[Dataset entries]
-- -- --

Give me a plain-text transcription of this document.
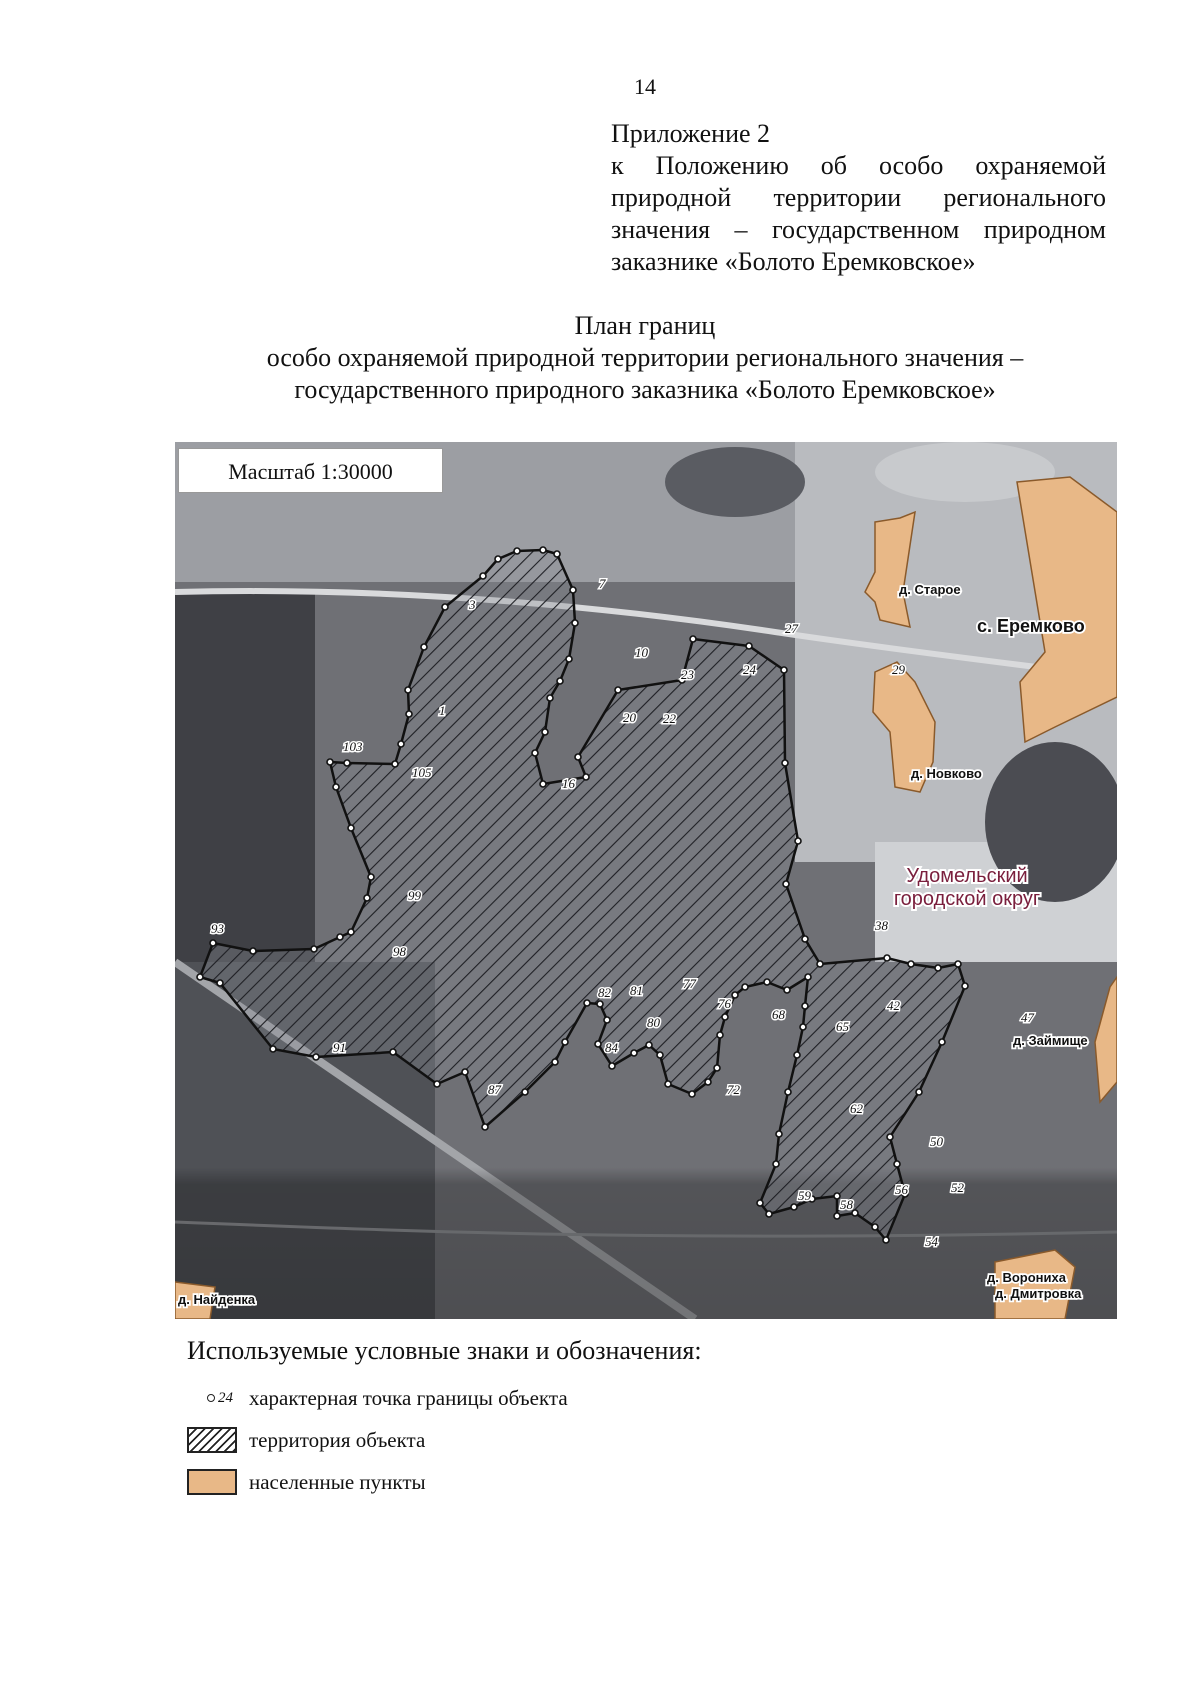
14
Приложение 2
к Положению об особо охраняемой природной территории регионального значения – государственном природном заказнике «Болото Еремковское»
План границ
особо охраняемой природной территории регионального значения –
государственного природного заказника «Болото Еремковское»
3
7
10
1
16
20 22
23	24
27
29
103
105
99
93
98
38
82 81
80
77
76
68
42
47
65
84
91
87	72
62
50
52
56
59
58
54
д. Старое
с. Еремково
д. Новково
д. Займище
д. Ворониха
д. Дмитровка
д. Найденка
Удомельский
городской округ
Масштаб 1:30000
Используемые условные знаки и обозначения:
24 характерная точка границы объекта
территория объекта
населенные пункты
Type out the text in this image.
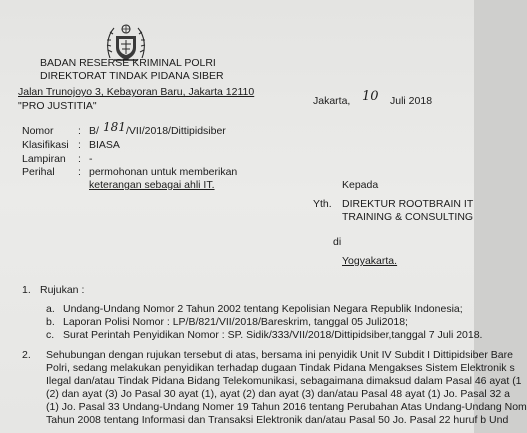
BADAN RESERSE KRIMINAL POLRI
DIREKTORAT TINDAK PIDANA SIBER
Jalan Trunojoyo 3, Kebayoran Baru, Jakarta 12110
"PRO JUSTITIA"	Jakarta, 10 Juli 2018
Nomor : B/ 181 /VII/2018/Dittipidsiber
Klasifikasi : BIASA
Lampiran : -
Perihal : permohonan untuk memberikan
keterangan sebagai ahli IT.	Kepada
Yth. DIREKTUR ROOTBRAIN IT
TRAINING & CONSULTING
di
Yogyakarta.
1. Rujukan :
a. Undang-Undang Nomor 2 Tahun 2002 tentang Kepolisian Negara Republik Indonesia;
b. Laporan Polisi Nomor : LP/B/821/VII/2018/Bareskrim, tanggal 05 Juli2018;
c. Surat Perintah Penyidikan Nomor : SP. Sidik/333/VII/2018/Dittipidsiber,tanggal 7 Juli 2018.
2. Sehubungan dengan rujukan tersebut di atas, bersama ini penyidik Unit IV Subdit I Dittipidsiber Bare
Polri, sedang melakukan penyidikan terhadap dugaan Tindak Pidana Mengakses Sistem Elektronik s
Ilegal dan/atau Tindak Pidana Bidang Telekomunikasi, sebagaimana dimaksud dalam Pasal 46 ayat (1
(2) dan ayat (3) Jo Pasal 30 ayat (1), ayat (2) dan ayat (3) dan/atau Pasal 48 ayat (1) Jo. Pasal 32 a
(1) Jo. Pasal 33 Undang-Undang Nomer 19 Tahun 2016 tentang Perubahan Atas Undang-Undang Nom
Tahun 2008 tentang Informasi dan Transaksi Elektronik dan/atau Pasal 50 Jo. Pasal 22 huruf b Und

-- -- --

**Do this**
Please write out all of the material above without changing a word, and omit any pictures.

**Written solution**
Give me a plain-text transcription of this document.
14
Приложение 2
к Положению об особо охраняемой природной территории регионального значения – государственном природном заказнике «Болото Еремковское»
План границ
особо охраняемой природной территории регионального значения –
государственного природного заказника «Болото Еремковское»
3
7
10
1
16
20 22
23	24
27
29
103
105
99
93
98
38
82 81
80
77
76
68
42
47
65
84
91
87	72
62
50
52
56
59
58
54
д. Старое
с. Еремково
д. Новково
д. Займище
д. Ворониха
д. Дмитровка
д. Найденка
Удомельский
городской округ
Масштаб 1:30000
Используемые условные знаки и обозначения:
24 характерная точка границы объекта
территория объекта
населенные пункты
Type out the text in this image.
BADAN RESERSE KRIMINAL POLRI
DIREKTORAT TINDAK PIDANA SIBER
Jalan Trunojoyo 3, Kebayoran Baru, Jakarta 12110
"PRO JUSTITIA"	Jakarta, 10 Juli 2018
Nomor : B/ 181 /VII/2018/Dittipidsiber
Klasifikasi : BIASA
Lampiran : -
Perihal : permohonan untuk memberikan
keterangan sebagai ahli IT.	Kepada
Yth. DIREKTUR ROOTBRAIN IT
TRAINING & CONSULTING
di
Yogyakarta.
1. Rujukan :
a. Undang-Undang Nomor 2 Tahun 2002 tentang Kepolisian Negara Republik Indonesia;
b. Laporan Polisi Nomor : LP/B/821/VII/2018/Bareskrim, tanggal 05 Juli2018;
c. Surat Perintah Penyidikan Nomor : SP. Sidik/333/VII/2018/Dittipidsiber,tanggal 7 Juli 2018.
2. Sehubungan dengan rujukan tersebut di atas, bersama ini penyidik Unit IV Subdit I Dittipidsiber Bare
Polri, sedang melakukan penyidikan terhadap dugaan Tindak Pidana Mengakses Sistem Elektronik s
Ilegal dan/atau Tindak Pidana Bidang Telekomunikasi, sebagaimana dimaksud dalam Pasal 46 ayat (1
(2) dan ayat (3) Jo Pasal 30 ayat (1), ayat (2) dan ayat (3) dan/atau Pasal 48 ayat (1) Jo. Pasal 32 a
(1) Jo. Pasal 33 Undang-Undang Nomer 19 Tahun 2016 tentang Perubahan Atas Undang-Undang Nom
Tahun 2008 tentang Informasi dan Transaksi Elektronik dan/atau Pasal 50 Jo. Pasal 22 huruf b Und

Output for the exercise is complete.